#### PROBLEM DESCRIPTION
All of the data needs to be repeated exactly.

#### RECORDS FOR PROCESSING

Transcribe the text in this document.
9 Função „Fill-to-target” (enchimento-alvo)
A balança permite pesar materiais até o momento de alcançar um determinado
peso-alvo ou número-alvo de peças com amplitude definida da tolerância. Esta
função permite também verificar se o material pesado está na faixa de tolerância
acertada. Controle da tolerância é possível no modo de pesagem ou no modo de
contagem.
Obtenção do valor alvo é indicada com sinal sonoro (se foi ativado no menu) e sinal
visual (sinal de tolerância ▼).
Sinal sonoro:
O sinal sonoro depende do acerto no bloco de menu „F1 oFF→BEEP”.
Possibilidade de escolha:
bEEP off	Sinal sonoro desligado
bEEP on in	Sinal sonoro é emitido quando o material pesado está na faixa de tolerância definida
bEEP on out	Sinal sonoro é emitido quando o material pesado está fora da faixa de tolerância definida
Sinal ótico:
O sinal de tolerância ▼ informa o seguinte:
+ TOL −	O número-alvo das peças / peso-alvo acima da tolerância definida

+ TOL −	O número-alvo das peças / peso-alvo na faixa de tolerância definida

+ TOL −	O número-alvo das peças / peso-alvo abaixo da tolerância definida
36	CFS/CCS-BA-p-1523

#### CORRECT ANSWER
Transcribe the text in this document.
9 Função „Fill-to-target” (enchimento-alvo)
A balança permite pesar materiais até o momento de alcançar um determinado
peso-alvo ou número-alvo de peças com amplitude definida da tolerância. Esta
função permite também verificar se o material pesado está na faixa de tolerância
acertada. Controle da tolerância é possível no modo de pesagem ou no modo de
contagem.
Obtenção do valor alvo é indicada com sinal sonoro (se foi ativado no menu) e sinal
visual (sinal de tolerância ▼).
Sinal sonoro:
O sinal sonoro depende do acerto no bloco de menu „F1 oFF→BEEP”.
Possibilidade de escolha:
bEEP off	Sinal sonoro desligado
bEEP on in	Sinal sonoro é emitido quando o material pesado está na faixa de tolerância definida
bEEP on out	Sinal sonoro é emitido quando o material pesado está fora da faixa de tolerância definida
Sinal ótico:
O sinal de tolerância ▼ informa o seguinte:
+ TOL −	O número-alvo das peças / peso-alvo acima da tolerância definida

+ TOL −	O número-alvo das peças / peso-alvo na faixa de tolerância definida

+ TOL −	O número-alvo das peças / peso-alvo abaixo da tolerância definida
36	CFS/CCS-BA-p-1523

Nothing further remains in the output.